◆ **Exercise details**:
Identify the lines that contain the word "user", then copy them.

◆ **Provided data**:
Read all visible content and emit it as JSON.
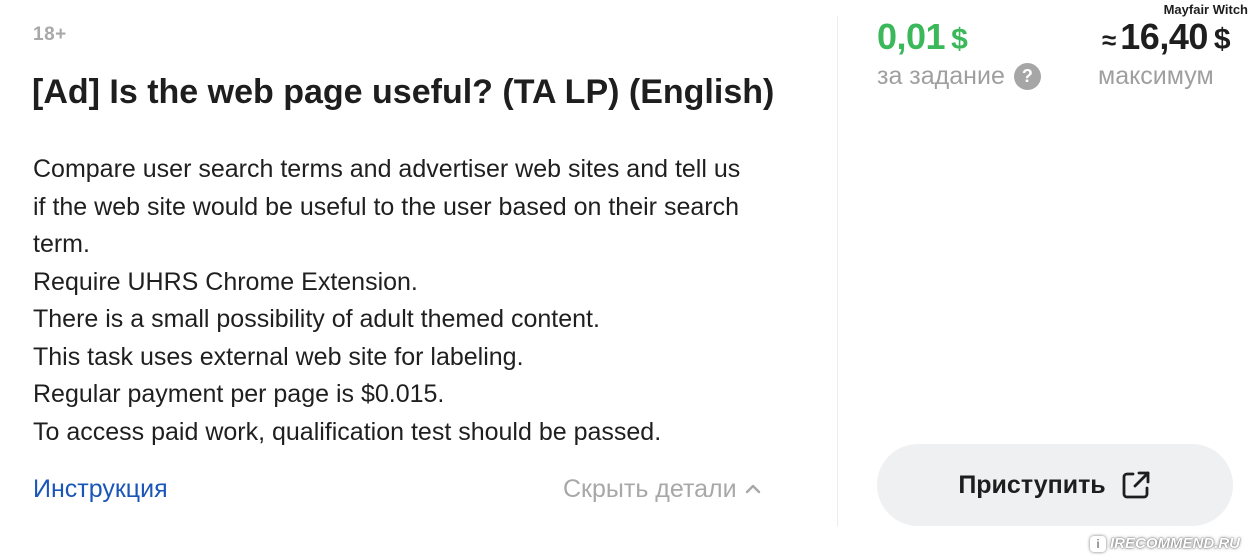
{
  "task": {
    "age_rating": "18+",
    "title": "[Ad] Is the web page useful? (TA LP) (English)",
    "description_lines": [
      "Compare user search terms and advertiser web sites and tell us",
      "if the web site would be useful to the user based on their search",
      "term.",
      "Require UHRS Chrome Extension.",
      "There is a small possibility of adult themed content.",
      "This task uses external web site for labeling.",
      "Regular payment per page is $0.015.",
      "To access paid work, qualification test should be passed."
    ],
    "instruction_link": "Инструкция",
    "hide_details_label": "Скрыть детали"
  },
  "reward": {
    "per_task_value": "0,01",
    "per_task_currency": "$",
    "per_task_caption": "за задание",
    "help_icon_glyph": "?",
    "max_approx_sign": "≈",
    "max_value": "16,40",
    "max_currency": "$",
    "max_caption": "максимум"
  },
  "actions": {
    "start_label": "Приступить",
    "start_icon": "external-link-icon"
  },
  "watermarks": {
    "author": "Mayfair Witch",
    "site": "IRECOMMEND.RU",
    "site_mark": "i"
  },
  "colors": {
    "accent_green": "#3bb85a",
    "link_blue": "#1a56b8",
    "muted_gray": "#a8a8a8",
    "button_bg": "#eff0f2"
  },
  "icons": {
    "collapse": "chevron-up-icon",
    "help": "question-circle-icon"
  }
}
...
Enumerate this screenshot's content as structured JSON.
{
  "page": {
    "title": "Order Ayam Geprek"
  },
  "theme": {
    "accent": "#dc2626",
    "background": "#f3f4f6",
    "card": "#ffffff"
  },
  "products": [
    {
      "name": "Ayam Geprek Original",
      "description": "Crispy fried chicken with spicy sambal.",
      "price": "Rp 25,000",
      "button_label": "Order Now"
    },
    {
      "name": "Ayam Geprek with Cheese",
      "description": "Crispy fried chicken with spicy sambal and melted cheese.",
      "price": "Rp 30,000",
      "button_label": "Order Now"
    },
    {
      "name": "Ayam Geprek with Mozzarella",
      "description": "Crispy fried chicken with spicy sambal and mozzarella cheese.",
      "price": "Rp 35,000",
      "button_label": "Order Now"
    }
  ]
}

◆ **Result of the task**:
      "Compare user search terms and advertiser web sites and tell us",
      "if the web site would be useful to the user based on their search",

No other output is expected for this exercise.